-- start TEXT PROVIDED --

Developing a Firefox extension empowers you to customize, automate, and enhance the browsing experience. Unlike traditional web apps, extensions can modify pages in real-time, interact with browser APIs, and provide tools that millions of users can rely on. Firefox supports the WebExtensions API, making it compatible across Chrome, Edge, and Opera, allowing portability of skills and code.

This guide takes you from beginner concepts to advanced techniques. By the end, you will understand how to structure, code, debug, optimize, and publish Firefox extensions, all in a professional, human-written style.


2. Why Firefox Extensions Matter

Firefox extensions remain relevant due to three key reasons:

  1. Flexibility: Firefox supports a broad set of APIs, including some advanced features not yet in Chrome’s Manifest V3.
  2. Open Development: Tools like web-ext make building, testing, and debugging easy.
  3. User Base: Firefox users are privacy-conscious and willing to adopt productivity or customization extensions.

-- end TEXT PROVIDED --
-- start INFORMATION PROVIDED --

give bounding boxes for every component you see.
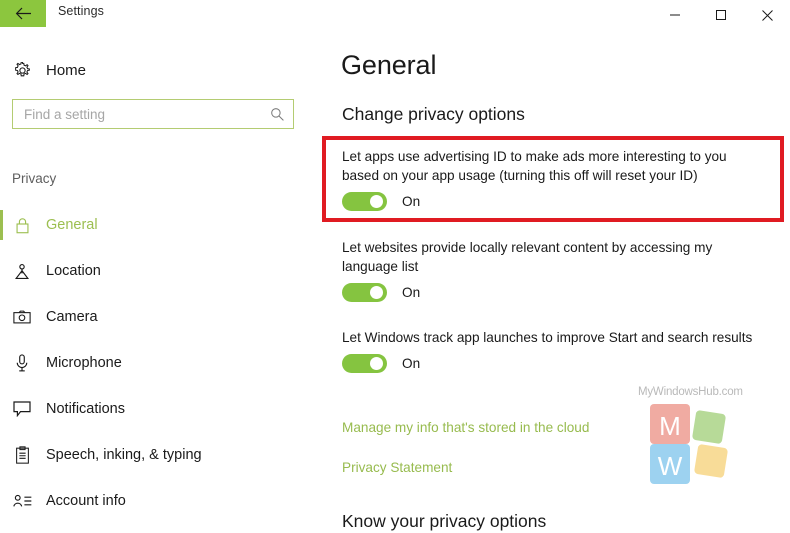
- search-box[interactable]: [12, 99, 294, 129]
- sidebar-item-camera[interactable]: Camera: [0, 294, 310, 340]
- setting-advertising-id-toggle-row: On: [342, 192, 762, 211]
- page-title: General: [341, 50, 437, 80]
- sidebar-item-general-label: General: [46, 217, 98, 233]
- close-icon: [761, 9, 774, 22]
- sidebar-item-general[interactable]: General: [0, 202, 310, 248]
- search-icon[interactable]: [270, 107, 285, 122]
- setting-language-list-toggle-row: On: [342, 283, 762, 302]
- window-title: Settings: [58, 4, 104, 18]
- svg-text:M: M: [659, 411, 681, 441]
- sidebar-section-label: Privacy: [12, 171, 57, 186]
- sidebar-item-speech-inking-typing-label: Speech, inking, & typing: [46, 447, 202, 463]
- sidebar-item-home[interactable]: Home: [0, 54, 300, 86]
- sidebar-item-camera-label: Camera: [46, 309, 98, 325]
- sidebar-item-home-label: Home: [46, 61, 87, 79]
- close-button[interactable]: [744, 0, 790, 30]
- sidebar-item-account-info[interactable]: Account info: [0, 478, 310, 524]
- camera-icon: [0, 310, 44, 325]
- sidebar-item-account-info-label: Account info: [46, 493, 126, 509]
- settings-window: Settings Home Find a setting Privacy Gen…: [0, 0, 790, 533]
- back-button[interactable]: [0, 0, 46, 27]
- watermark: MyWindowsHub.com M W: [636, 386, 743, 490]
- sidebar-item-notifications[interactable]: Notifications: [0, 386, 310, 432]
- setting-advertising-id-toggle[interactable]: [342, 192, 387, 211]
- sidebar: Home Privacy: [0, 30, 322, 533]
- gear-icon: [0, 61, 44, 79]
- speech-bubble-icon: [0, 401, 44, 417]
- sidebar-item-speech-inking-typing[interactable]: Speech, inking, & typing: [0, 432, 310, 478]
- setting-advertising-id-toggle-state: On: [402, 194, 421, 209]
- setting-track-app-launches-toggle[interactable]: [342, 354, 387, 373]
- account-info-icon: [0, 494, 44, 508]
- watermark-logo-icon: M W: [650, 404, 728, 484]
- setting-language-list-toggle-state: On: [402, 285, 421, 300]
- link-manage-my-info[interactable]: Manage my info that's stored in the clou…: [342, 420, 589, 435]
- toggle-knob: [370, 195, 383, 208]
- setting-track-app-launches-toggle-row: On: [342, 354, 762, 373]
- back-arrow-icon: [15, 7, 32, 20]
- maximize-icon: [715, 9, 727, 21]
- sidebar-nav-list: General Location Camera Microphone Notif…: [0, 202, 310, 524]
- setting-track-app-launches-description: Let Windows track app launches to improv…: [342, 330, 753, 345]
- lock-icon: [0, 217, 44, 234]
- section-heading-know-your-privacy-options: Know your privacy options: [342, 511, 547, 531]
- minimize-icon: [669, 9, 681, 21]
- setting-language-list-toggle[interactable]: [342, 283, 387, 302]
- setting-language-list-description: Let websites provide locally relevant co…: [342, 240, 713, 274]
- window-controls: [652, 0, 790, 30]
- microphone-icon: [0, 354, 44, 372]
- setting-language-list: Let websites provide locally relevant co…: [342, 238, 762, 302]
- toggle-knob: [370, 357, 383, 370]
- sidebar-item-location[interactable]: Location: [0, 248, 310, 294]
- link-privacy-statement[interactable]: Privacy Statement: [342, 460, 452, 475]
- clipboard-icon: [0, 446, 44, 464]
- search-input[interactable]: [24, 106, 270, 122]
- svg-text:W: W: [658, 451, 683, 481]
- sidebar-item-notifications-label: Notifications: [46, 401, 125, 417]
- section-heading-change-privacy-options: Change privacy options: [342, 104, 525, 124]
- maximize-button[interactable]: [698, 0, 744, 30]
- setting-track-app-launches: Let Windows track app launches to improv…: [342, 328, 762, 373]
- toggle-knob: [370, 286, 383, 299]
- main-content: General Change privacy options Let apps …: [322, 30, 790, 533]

-- end INFORMATION PROVIDED --

**EXERCISE DESCRIPTION**
According to the Firefox extension guide, why can skills and code be carried over from Firefox extensions to other browsers? Answer in one to three sentences. The data are not required for this work.

**TASK OUTPUT**
Firefox supports the WebExtensions API, which makes its extensions compatible across Chrome, Edge, and Opera. That shared compatibility allows both skills and code to be ported.